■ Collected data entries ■

--- start ---

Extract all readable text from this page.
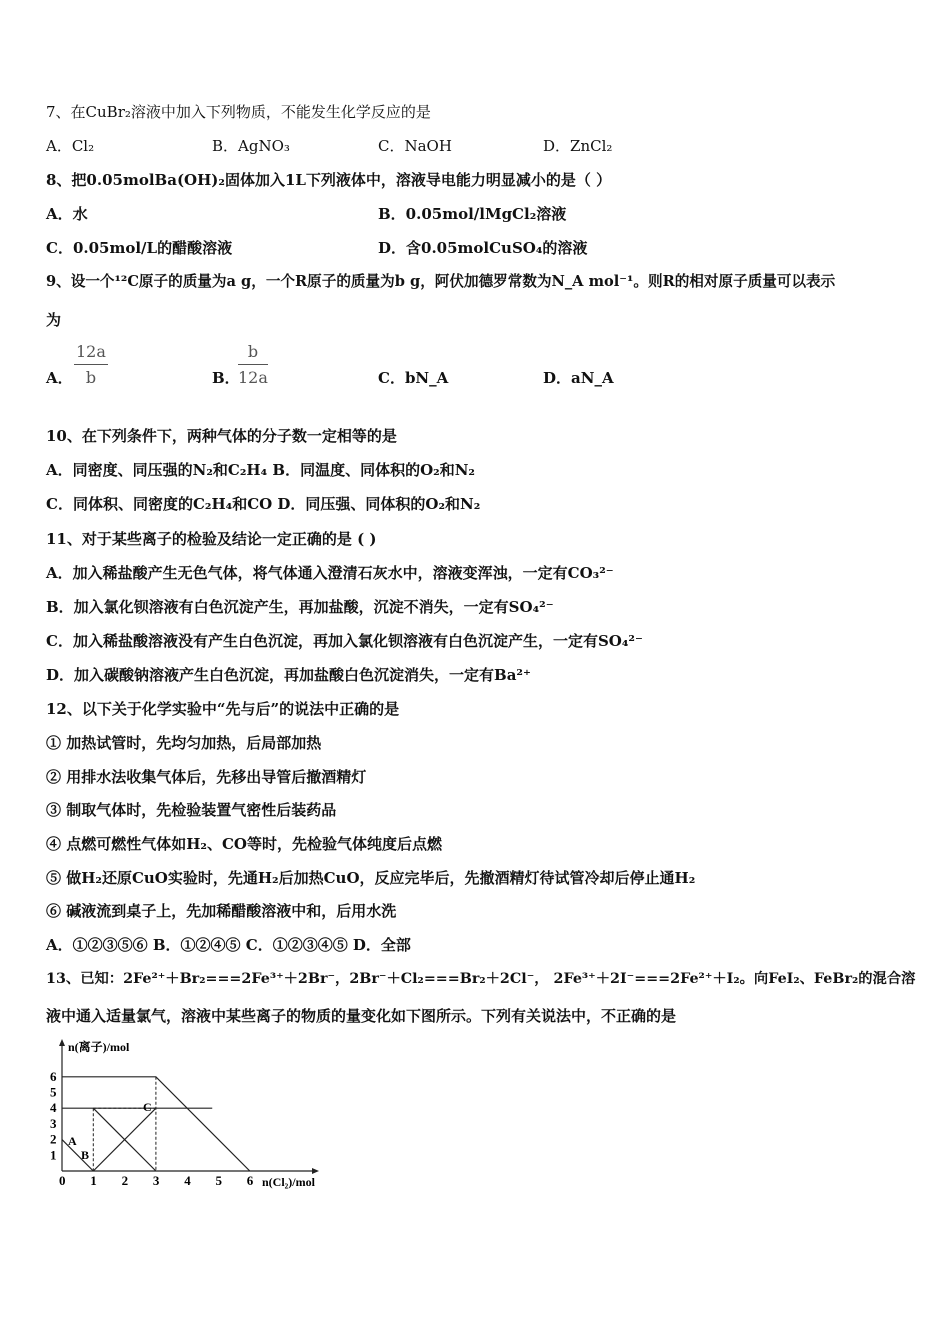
7、在CuBr₂溶液中加入下列物质，不能发生化学反应的是
A．Cl₂	B．AgNO₃	C．NaOH	D．ZnCl₂
8、把0.05molBa(OH)₂固体加入1L下列液体中，溶液导电能力明显减小的是（ ）
A．水	B．0.05mol/lMgCl₂溶液
C．0.05mol/L的醋酸溶液	D．含0.05molCuSO₄的溶液
9、设一个¹²C原子的质量为a g，一个R原子的质量为b g，阿伏加德罗常数为N_A mol⁻¹。则R的相对原子质量可以表示
为
A． $\frac{12a}{b}$	B．
$\frac{b}{12a}$	C．bN_A	D．aN_A
10、在下列条件下，两种气体的分子数一定相等的是
A．同密度、同压强的N₂和C₂H₄ B．同温度、同体积的O₂和N₂
C．同体积、同密度的C₂H₄和CO D．同压强、同体积的O₂和N₂
11、对于某些离子的检验及结论一定正确的是 ( )
A．加入稀盐酸产生无色气体，将气体通入澄清石灰水中，溶液变浑浊，一定有CO₃²⁻
B．加入氯化钡溶液有白色沉淀产生，再加盐酸，沉淀不消失，一定有SO₄²⁻
C．加入稀盐酸溶液没有产生白色沉淀，再加入氯化钡溶液有白色沉淀产生，一定有SO₄²⁻
D．加入碳酸钠溶液产生白色沉淀，再加盐酸白色沉淀消失，一定有Ba²⁺
12、以下关于化学实验中“先与后”的说法中正确的是
① 加热试管时，先均匀加热，后局部加热
② 用排水法收集气体后，先移出导管后撤酒精灯
③ 制取气体时，先检验装置气密性后装药品
④ 点燃可燃性气体如H₂、CO等时，先检验气体纯度后点燃
⑤ 做H₂还原CuO实验时，先通H₂后加热CuO，反应完毕后，先撤酒精灯待试管冷却后停止通H₂
⑥ 碱液流到桌子上，先加稀醋酸溶液中和，后用水洗
A．①②③⑤⑥ B．①②④⑤ C．①②③④⑤ D．全部
13、已知：2Fe²⁺＋Br₂===2Fe³⁺＋2Br⁻，2Br⁻＋Cl₂===Br₂＋2Cl⁻， 2Fe³⁺＋2I⁻===2Fe²⁺＋I₂。向FeI₂、FeBr₂的混合溶
液中通入适量氯气，溶液中某些离子的物质的量变化如下图所示。下列有关说法中，不正确的是
n(离子)/mol
n(Cl₂)/mol
0 1 2 3 4 5 6
1
2
3
4
5
6
A
B
C
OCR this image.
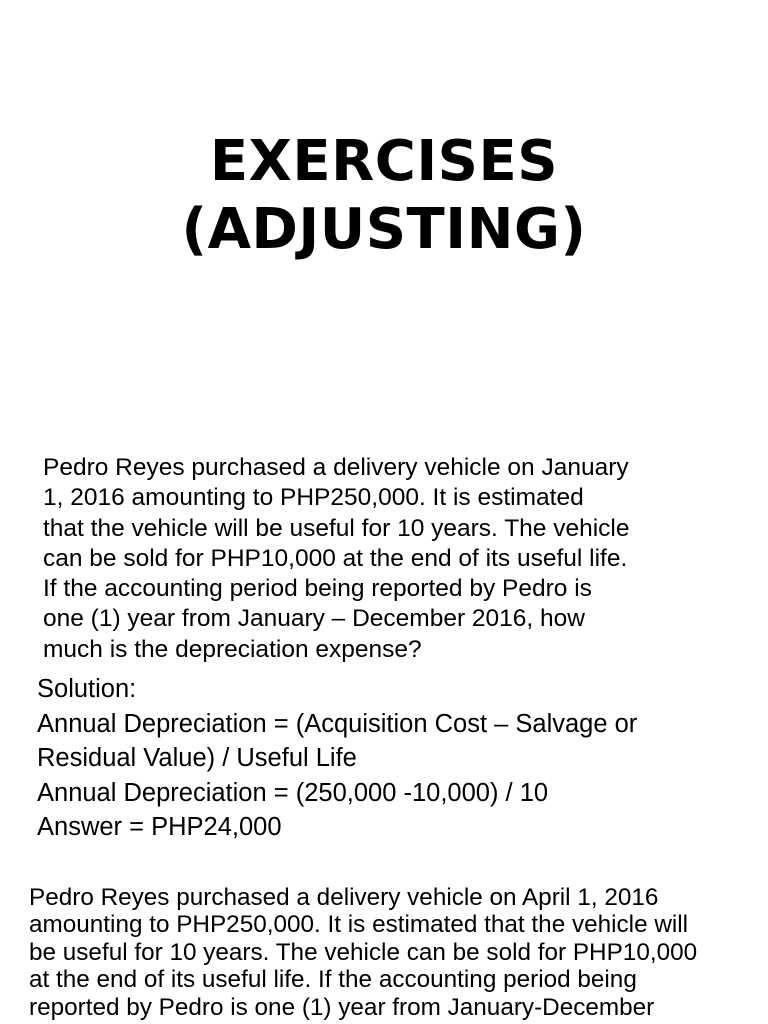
EXERCISES
(ADJUSTING)
Pedro Reyes purchased a delivery vehicle on January
1, 2016 amounting to PHP250,000. It is estimated
that the vehicle will be useful for 10 years. The vehicle
can be sold for PHP10,000 at the end of its useful life.
If the accounting period being reported by Pedro is
one (1) year from January – December 2016, how
much is the depreciation expense?
Solution:
Annual Depreciation = (Acquisition Cost – Salvage or
Residual Value) / Useful Life
Annual Depreciation = (250,000 -10,000) / 10
Answer = PHP24,000
Pedro Reyes purchased a delivery vehicle on April 1, 2016
amounting to PHP250,000. It is estimated that the vehicle will
be useful for 10 years. The vehicle can be sold for PHP10,000
at the end of its useful life. If the accounting period being
reported by Pedro is one (1) year from January-December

--- end ---

■ Task directions ■
Print out every entry above without changing a word, and leave out the pictures.

■ Response below ■
Extract all readable text from this page.
7、在CuBr₂溶液中加入下列物质，不能发生化学反应的是
A．Cl₂	B．AgNO₃	C．NaOH	D．ZnCl₂
8、把0.05molBa(OH)₂固体加入1L下列液体中，溶液导电能力明显减小的是（ ）
A．水	B．0.05mol/lMgCl₂溶液
C．0.05mol/L的醋酸溶液	D．含0.05molCuSO₄的溶液
9、设一个¹²C原子的质量为a g，一个R原子的质量为b g，阿伏加德罗常数为N_A mol⁻¹。则R的相对原子质量可以表示
为
A． $\frac{12a}{b}$	B．
$\frac{b}{12a}$	C．bN_A	D．aN_A
10、在下列条件下，两种气体的分子数一定相等的是
A．同密度、同压强的N₂和C₂H₄ B．同温度、同体积的O₂和N₂
C．同体积、同密度的C₂H₄和CO D．同压强、同体积的O₂和N₂
11、对于某些离子的检验及结论一定正确的是 ( )
A．加入稀盐酸产生无色气体，将气体通入澄清石灰水中，溶液变浑浊，一定有CO₃²⁻
B．加入氯化钡溶液有白色沉淀产生，再加盐酸，沉淀不消失，一定有SO₄²⁻
C．加入稀盐酸溶液没有产生白色沉淀，再加入氯化钡溶液有白色沉淀产生，一定有SO₄²⁻
D．加入碳酸钠溶液产生白色沉淀，再加盐酸白色沉淀消失，一定有Ba²⁺
12、以下关于化学实验中“先与后”的说法中正确的是
① 加热试管时，先均匀加热，后局部加热
② 用排水法收集气体后，先移出导管后撤酒精灯
③ 制取气体时，先检验装置气密性后装药品
④ 点燃可燃性气体如H₂、CO等时，先检验气体纯度后点燃
⑤ 做H₂还原CuO实验时，先通H₂后加热CuO，反应完毕后，先撤酒精灯待试管冷却后停止通H₂
⑥ 碱液流到桌子上，先加稀醋酸溶液中和，后用水洗
A．①②③⑤⑥ B．①②④⑤ C．①②③④⑤ D．全部
13、已知：2Fe²⁺＋Br₂===2Fe³⁺＋2Br⁻，2Br⁻＋Cl₂===Br₂＋2Cl⁻， 2Fe³⁺＋2I⁻===2Fe²⁺＋I₂。向FeI₂、FeBr₂的混合溶
液中通入适量氯气，溶液中某些离子的物质的量变化如下图所示。下列有关说法中，不正确的是
n(离子)/mol
n(Cl₂)/mol
0 1 2 3 4 5 6
1
2
3
4
5
6
A
B
C
OCR this image.
EXERCISES
(ADJUSTING)
Pedro Reyes purchased a delivery vehicle on January
1, 2016 amounting to PHP250,000. It is estimated
that the vehicle will be useful for 10 years. The vehicle
can be sold for PHP10,000 at the end of its useful life.
If the accounting period being reported by Pedro is
one (1) year from January – December 2016, how
much is the depreciation expense?
Solution:
Annual Depreciation = (Acquisition Cost – Salvage or
Residual Value) / Useful Life
Annual Depreciation = (250,000 -10,000) / 10
Answer = PHP24,000
Pedro Reyes purchased a delivery vehicle on April 1, 2016
amounting to PHP250,000. It is estimated that the vehicle will
be useful for 10 years. The vehicle can be sold for PHP10,000
at the end of its useful life. If the accounting period being
reported by Pedro is one (1) year from January-December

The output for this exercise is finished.